>> Begin The records
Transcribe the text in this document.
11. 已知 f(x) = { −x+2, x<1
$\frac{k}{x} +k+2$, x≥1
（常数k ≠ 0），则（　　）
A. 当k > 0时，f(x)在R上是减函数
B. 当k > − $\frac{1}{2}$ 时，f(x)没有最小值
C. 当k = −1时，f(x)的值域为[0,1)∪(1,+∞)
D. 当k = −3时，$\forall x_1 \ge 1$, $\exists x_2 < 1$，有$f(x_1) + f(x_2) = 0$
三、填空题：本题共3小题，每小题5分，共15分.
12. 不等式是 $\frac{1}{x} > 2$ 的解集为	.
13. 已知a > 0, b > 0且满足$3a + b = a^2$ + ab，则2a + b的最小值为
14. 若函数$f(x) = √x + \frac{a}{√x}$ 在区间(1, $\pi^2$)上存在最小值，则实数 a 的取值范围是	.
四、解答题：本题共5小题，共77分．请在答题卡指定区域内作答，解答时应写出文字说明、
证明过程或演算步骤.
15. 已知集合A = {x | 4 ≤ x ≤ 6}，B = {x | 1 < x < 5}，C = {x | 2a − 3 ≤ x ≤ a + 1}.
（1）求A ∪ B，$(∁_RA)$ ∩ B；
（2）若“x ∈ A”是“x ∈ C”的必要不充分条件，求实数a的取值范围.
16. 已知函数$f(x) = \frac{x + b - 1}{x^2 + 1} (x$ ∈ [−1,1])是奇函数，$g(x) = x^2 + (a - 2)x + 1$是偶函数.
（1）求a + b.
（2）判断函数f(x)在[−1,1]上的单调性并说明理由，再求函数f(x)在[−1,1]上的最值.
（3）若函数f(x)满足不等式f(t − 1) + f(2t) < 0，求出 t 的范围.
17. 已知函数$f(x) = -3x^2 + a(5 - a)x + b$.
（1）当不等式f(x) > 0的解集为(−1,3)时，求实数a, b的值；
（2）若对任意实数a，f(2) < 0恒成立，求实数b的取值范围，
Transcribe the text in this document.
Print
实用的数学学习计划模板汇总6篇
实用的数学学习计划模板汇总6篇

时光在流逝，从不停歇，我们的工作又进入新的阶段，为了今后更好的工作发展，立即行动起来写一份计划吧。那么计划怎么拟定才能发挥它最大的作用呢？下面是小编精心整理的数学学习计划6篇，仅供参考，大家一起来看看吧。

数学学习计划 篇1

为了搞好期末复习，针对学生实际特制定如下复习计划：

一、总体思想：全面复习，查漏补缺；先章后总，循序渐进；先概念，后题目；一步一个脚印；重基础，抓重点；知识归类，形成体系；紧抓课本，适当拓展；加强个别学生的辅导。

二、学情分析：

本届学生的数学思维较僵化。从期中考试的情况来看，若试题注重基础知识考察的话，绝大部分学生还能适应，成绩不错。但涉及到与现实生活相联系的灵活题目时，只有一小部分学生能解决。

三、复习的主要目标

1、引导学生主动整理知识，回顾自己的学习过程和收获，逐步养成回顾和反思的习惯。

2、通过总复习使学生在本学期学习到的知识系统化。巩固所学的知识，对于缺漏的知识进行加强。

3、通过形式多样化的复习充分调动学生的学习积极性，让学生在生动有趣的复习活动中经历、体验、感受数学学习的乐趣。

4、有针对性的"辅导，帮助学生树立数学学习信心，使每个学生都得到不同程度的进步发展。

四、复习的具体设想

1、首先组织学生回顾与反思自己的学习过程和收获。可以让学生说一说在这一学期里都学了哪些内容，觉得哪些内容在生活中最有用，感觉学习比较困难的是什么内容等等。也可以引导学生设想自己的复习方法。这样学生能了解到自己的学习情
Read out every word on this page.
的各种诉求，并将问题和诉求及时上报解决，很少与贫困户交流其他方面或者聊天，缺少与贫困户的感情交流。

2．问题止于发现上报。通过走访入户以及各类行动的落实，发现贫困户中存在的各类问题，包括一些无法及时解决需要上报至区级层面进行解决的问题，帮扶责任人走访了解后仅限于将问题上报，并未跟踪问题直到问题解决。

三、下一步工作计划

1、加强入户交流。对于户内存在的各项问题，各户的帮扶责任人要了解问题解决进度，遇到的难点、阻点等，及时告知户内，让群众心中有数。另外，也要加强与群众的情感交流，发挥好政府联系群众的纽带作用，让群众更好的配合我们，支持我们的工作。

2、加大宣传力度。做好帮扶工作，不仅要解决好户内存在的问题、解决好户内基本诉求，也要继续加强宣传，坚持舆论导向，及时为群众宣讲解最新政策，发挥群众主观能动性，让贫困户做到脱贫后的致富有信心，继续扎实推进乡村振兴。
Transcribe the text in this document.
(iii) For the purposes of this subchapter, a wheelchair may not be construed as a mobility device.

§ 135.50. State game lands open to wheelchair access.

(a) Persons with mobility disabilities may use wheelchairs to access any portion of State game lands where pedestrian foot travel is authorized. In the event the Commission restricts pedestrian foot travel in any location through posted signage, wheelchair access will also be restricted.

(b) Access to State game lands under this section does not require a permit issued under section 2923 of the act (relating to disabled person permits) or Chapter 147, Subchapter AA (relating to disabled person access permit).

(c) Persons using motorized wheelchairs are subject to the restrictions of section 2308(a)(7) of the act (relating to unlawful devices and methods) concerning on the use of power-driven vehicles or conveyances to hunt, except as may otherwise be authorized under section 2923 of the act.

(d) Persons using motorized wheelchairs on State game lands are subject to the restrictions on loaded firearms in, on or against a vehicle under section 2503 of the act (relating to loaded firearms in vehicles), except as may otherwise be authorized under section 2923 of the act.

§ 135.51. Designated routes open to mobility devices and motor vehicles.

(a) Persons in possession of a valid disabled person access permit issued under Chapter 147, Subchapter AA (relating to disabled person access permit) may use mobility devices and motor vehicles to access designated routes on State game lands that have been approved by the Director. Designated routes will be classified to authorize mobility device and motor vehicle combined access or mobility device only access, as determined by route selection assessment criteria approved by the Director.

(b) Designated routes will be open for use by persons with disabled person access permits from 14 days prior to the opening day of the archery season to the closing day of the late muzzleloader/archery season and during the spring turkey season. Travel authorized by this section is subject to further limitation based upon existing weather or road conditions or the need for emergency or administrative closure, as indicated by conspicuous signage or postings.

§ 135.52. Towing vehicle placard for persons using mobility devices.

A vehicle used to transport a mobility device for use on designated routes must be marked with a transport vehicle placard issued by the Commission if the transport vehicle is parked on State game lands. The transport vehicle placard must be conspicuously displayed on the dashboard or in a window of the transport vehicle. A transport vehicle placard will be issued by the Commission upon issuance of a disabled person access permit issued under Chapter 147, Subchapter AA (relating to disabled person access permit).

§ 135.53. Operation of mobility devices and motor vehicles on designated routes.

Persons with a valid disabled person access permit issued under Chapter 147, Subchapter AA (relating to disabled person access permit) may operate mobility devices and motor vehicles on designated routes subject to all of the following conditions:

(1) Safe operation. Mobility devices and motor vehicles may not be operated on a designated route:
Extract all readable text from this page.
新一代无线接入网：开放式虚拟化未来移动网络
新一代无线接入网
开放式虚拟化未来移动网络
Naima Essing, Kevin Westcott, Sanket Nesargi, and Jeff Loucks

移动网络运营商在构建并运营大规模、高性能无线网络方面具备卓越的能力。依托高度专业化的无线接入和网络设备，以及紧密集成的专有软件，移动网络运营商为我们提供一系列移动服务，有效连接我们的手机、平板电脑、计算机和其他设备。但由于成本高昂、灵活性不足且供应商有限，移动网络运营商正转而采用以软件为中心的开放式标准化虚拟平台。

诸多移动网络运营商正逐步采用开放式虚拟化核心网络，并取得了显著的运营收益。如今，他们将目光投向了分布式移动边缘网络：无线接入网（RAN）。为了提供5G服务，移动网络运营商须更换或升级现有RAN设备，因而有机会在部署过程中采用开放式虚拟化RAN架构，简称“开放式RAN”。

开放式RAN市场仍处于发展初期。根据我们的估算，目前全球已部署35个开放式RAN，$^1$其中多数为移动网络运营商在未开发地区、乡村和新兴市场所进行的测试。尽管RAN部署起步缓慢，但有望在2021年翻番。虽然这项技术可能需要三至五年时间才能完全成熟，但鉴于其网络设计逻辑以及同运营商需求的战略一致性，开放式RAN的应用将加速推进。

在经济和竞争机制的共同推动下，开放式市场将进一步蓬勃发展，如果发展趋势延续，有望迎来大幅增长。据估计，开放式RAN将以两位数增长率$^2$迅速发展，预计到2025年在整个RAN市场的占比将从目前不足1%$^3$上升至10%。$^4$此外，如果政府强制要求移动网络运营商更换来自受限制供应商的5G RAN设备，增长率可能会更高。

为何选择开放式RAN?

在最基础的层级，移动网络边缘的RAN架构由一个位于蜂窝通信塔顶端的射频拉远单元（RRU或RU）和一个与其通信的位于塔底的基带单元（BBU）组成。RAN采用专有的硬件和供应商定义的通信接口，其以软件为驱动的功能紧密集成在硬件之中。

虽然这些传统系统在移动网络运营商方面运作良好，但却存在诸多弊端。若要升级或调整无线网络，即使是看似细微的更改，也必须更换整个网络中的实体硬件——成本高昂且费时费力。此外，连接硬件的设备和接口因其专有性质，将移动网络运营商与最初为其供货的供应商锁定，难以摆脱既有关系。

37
>> End The records
__Do this__
Provide solely the number of lines in the data that include the word "frac".

__Result of this task__
5